Passage provided:
:::::
# Writing a Will



## Larry Hughes (Aug 26, 2006)

Has anyone had to deal with the situation of writing a will in the event that something should happen to both parents?

The financial parts are quite simple, but how does one handle theological issues or do you - in the event that you would have limited qualified family members who could be god-parents to your children but upon whom you struggle with doctrinaly. Would you just take the lesser of two evils or potentially go outside of the family to a trusted friend/family?

It's an issue we are wrestling with.

Ldh


----------



## VirginiaHuguenot (Aug 26, 2006)

We designated a guardian for our children outside of our family for spiritual reasons.


----------



## Puritanhead (Aug 26, 2006)

Writing a last will and testament regarding a designated _guardian_ is a prudent idea in the event of incapacity/death, because failure to do so leaves it at the discretion of the courts, though they are typically inclined to give custody to the next of kin, provided they are willing to be caregivers of the minors in question. If you feel a trusted friend is the best guardian of your children, and you confide and seek their consent, and may designate them as such in your will. It might be more untenable that they would be granted custody if you fail to do so in your will. 

Note, that you can designate a line of succession too. That is you have a first preference for a guardian, and if they are living and consent to take custody, then they would do so in the contingency of your passing. If not, then the next in line of succession you may designate may do so.

Family law varies by state. 

http://law.enotes.com/everyday-law-encyclopedia/guardianship-2


----------
:::::
Short problem 1: Summarize the forum thread on writing a will in two sentences.
Short problem 2: From the forum thread on writing a will, extract the passage word for word, starting at "We designated a" and ending at "so in your will.".
The listing that comes next is separate material, unrelated to the forum thread on writing a will.
:::::
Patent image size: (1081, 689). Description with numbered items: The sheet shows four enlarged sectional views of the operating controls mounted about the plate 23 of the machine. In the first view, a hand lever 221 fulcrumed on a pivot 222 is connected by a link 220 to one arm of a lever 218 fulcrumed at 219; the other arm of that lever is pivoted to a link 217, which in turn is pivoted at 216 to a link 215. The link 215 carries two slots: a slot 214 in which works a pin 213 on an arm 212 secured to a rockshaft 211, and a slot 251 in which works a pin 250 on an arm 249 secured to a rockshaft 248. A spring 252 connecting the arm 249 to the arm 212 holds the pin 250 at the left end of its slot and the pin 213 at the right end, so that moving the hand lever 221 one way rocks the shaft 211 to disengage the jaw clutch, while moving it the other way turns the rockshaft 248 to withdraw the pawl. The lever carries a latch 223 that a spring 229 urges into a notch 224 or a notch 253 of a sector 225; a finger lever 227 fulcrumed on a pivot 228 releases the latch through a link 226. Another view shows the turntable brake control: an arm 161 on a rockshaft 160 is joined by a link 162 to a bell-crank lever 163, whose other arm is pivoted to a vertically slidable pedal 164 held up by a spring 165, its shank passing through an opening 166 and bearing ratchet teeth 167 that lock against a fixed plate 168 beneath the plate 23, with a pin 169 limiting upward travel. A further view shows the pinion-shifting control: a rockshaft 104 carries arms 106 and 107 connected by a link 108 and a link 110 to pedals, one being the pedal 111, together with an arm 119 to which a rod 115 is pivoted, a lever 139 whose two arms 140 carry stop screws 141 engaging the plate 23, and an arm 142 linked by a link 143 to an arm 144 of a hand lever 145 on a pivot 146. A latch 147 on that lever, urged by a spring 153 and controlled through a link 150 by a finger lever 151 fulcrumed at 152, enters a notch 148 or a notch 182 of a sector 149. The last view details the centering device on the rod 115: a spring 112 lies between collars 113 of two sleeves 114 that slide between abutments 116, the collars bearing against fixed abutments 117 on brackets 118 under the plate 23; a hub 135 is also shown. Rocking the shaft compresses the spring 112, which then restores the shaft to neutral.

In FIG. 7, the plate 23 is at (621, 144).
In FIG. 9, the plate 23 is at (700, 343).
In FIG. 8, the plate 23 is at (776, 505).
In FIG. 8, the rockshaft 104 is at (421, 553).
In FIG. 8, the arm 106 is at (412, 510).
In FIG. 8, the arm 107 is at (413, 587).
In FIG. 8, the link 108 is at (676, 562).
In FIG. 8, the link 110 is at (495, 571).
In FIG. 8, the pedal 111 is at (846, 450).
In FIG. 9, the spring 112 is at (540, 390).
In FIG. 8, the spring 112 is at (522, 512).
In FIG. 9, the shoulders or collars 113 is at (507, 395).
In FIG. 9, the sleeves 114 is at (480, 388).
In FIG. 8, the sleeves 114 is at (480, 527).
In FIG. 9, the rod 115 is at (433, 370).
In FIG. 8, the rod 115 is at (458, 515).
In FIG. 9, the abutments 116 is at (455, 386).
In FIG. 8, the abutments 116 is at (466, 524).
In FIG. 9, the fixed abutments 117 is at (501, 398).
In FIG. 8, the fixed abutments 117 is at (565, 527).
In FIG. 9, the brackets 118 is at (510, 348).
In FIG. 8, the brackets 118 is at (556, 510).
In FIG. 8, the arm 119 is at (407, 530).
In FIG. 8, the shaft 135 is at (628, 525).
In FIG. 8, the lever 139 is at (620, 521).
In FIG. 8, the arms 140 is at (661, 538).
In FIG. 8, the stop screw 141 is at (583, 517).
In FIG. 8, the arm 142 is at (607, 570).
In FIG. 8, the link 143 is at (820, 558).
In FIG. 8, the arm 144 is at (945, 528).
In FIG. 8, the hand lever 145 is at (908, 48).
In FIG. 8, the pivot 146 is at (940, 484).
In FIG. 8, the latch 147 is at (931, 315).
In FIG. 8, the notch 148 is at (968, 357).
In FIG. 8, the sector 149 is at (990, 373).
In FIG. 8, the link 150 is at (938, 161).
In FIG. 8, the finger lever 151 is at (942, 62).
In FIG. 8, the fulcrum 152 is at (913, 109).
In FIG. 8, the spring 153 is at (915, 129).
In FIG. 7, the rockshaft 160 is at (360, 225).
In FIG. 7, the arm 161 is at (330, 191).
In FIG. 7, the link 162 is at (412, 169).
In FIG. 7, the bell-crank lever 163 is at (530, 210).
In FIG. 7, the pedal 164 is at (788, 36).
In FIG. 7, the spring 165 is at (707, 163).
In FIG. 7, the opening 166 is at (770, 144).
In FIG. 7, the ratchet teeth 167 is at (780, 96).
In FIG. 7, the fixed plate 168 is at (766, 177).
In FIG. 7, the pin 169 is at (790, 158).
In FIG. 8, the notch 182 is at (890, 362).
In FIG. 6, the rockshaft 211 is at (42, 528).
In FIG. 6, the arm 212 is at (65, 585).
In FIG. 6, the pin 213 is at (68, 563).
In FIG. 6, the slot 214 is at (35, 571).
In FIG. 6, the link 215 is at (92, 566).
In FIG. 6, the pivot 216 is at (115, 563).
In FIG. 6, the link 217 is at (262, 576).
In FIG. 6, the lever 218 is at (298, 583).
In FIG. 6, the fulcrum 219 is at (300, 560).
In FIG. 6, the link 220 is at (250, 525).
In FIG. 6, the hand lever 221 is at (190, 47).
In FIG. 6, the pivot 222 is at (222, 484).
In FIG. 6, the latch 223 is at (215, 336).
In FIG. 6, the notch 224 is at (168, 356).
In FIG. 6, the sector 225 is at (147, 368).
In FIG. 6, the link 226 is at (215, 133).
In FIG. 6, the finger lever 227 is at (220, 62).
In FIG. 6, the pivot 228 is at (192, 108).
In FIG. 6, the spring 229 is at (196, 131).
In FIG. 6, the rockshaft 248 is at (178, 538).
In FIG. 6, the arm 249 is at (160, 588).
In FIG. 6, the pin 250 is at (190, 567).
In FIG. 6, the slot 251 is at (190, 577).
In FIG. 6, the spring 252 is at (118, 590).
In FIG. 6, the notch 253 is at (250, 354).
:::::
Full answer 1: A parent asks how to handle naming god-parents for the children in a will when the qualified family members raise doctrinal concerns, and whether to accept the lesser of two evils or turn to a trusted friend outside the family. One reply says they named a guardian outside their family for spiritual reasons, and another explains that designating a guardian in a will, optionally with a line of succession, keeps the decision from being left to the courts, though family law varies by state.

Full answer 2:
We designated a guardian for our children outside of our family for spiritual reasons.


----------



## Puritanhead (Aug 26, 2006)

Writing a last will and testament regarding a designated _guardian_ is a prudent idea in the event of incapacity/death, because failure to do so leaves it at the discretion of the courts, though they are typically inclined to give custody to the next of kin, provided they are willing to be caregivers of the minors in question. If you feel a trusted friend is the best guardian of your children, and you confide and seek their consent, and may designate them as such in your will. It might be more untenable that they would be granted custody if you fail to do so in your will.